__What is being asked__. In the entries below, find the lines with the word "text" and copy them.

Dataset items:
—————

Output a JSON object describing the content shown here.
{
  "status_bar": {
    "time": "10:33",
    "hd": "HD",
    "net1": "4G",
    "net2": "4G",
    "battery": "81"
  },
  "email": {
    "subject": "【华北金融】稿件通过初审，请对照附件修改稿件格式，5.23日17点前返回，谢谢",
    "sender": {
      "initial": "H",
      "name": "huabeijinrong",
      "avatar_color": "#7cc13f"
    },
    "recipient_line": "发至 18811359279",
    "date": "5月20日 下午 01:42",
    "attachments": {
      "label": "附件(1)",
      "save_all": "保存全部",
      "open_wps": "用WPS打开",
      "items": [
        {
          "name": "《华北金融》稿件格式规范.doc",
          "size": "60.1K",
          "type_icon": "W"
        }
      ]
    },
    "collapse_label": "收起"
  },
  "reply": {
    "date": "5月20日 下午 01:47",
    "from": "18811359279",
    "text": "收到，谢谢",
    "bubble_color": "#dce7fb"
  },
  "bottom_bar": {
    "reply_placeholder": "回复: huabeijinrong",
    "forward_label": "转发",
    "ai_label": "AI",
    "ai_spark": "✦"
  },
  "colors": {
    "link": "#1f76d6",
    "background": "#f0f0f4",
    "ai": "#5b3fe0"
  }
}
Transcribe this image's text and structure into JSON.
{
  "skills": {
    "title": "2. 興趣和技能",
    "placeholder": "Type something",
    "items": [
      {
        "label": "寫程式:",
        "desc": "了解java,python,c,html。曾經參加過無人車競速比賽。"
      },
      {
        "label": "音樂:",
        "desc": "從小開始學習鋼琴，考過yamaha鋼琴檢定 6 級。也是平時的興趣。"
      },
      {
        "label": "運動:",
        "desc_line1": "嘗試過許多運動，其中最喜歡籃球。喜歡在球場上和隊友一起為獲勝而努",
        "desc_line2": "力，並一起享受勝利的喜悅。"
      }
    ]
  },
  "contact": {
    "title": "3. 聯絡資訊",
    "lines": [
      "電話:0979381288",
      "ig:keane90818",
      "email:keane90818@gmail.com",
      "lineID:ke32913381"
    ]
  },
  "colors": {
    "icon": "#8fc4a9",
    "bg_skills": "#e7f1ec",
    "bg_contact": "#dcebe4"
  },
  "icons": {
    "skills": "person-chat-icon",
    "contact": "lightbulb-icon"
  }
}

—————

__Full answer__.
    "text": "收到，谢谢",
Transcribe this image's text and structure into JSON.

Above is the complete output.